== Records excerpted from a collection ==
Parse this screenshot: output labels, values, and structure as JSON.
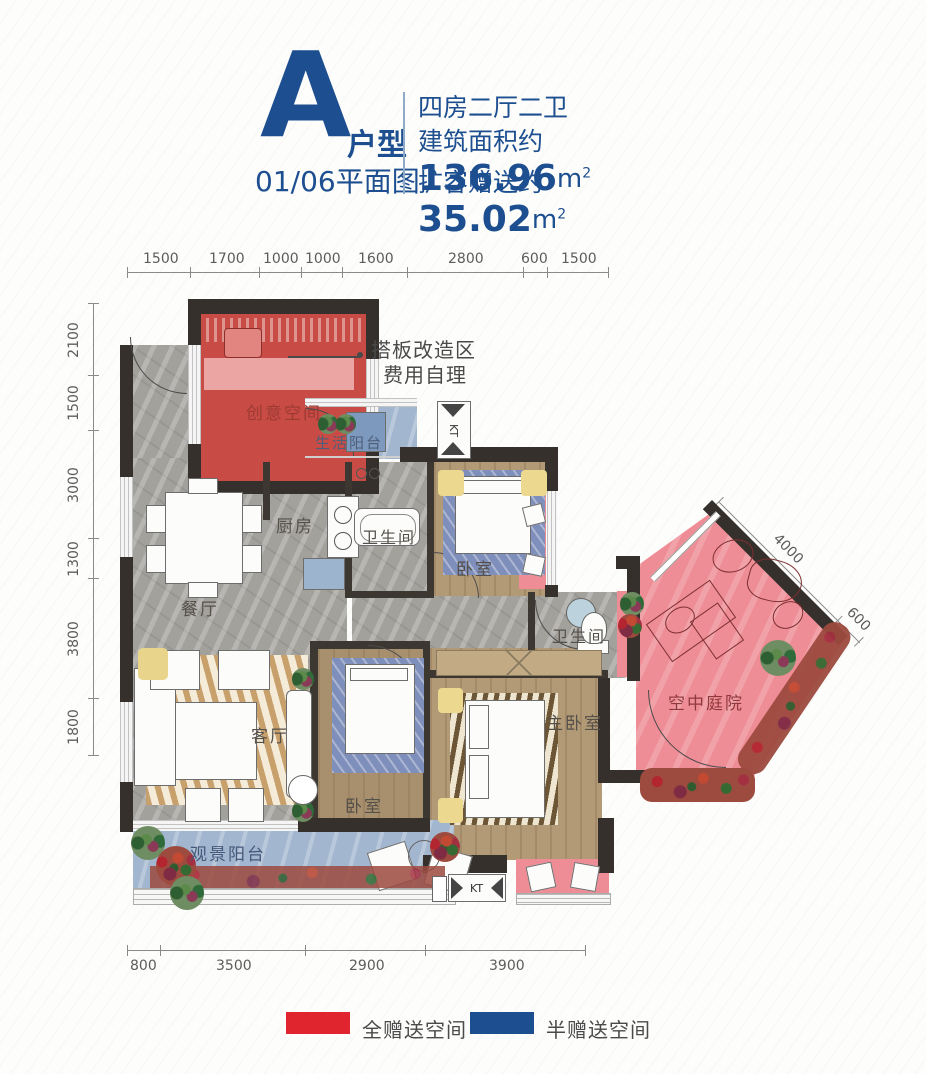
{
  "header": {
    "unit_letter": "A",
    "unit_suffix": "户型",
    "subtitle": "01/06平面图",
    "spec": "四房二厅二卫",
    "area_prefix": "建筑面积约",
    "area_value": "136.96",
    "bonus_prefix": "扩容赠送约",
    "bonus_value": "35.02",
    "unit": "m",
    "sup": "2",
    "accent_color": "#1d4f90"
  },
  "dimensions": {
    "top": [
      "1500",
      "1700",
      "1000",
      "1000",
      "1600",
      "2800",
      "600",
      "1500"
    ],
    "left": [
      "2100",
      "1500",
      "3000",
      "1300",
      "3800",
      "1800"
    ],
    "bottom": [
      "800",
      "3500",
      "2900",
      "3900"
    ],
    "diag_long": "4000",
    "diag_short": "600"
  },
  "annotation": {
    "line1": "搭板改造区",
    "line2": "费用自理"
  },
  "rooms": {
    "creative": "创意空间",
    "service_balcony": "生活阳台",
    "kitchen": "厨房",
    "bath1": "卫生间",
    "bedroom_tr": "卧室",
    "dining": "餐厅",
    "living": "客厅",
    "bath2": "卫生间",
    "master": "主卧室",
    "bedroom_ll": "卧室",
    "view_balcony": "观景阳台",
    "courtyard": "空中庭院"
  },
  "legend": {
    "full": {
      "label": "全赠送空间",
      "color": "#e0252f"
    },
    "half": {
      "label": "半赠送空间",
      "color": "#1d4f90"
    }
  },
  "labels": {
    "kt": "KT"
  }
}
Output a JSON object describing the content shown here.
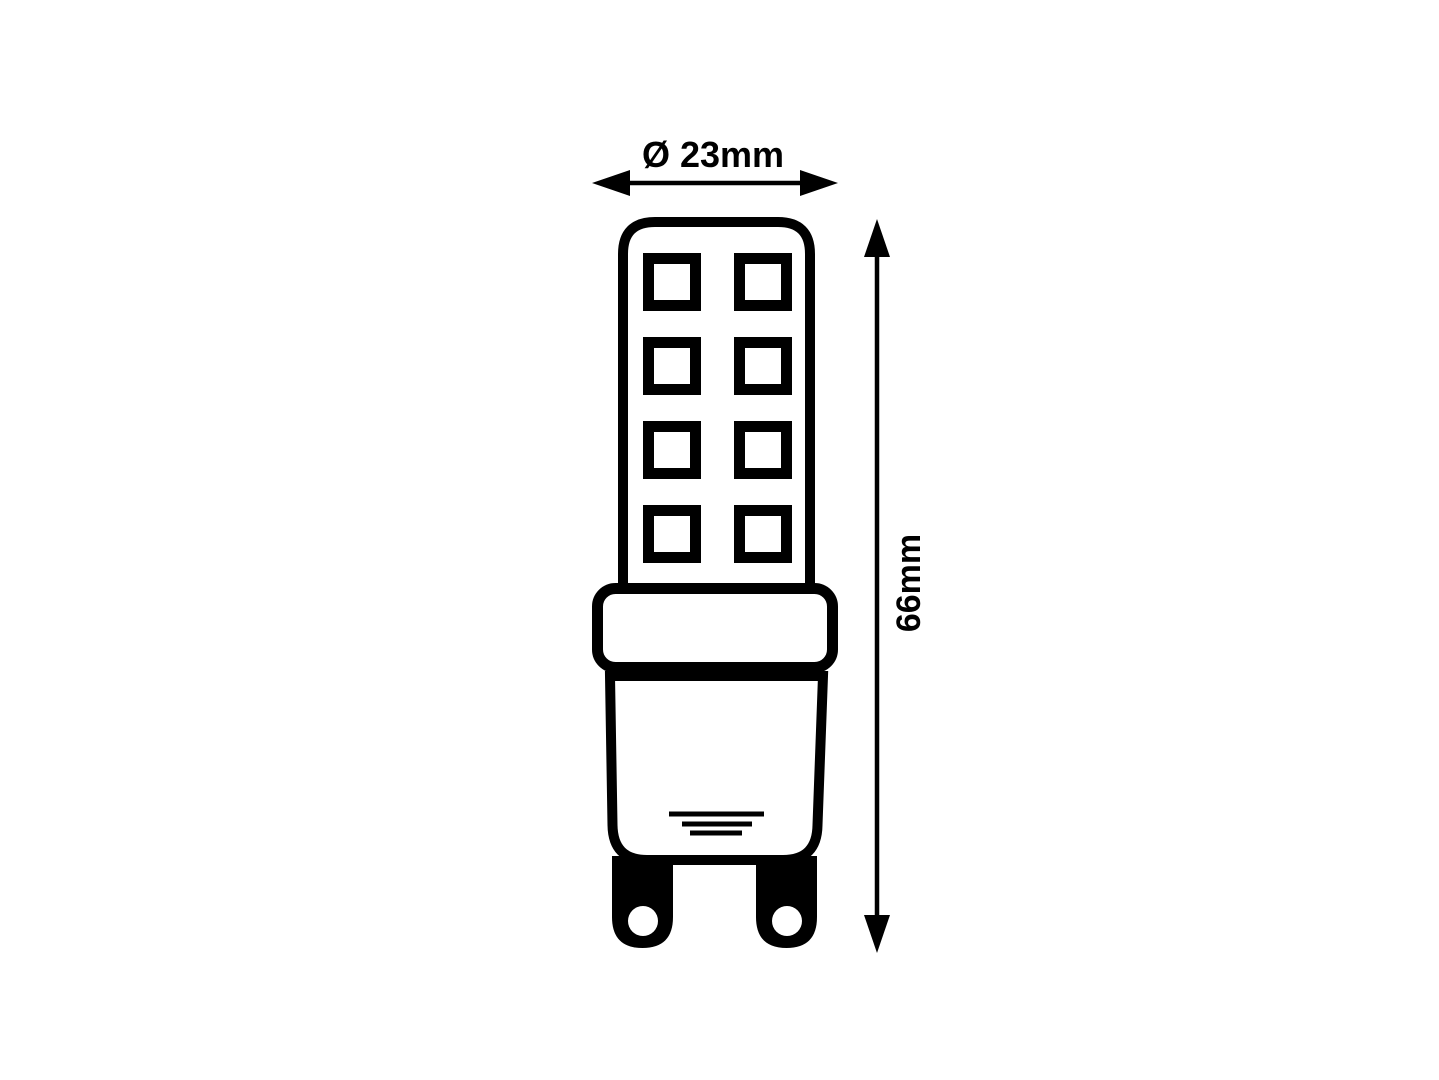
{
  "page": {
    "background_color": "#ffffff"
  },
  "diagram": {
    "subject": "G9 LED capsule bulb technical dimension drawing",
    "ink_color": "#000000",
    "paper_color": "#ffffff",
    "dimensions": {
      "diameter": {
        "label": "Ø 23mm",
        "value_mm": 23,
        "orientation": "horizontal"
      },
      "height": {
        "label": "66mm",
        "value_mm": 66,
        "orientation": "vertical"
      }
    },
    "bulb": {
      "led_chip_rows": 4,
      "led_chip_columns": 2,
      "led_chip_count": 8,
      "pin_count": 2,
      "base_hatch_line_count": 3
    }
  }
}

== Challenge ==
Retype the lines exactly as they appear, beginning with the line that contains "Output a JSON" and ending with the final line of the entries, and omit the pictures.

== Answer ==
Output a JSON object describing the content shown here.
{
  "page": {
    "background_color": "#ffffff"
  },
  "diagram": {
    "subject": "G9 LED capsule bulb technical dimension drawing",
    "ink_color": "#000000",
    "paper_color": "#ffffff",
    "dimensions": {
      "diameter": {
        "label": "Ø 23mm",
        "value_mm": 23,
        "orientation": "horizontal"
      },
      "height": {
        "label": "66mm",
        "value_mm": 66,
        "orientation": "vertical"
      }
    },
    "bulb": {
      "led_chip_rows": 4,
      "led_chip_columns": 2,
      "led_chip_count": 8,
      "pin_count": 2,
      "base_hatch_line_count": 3
    }
  }
}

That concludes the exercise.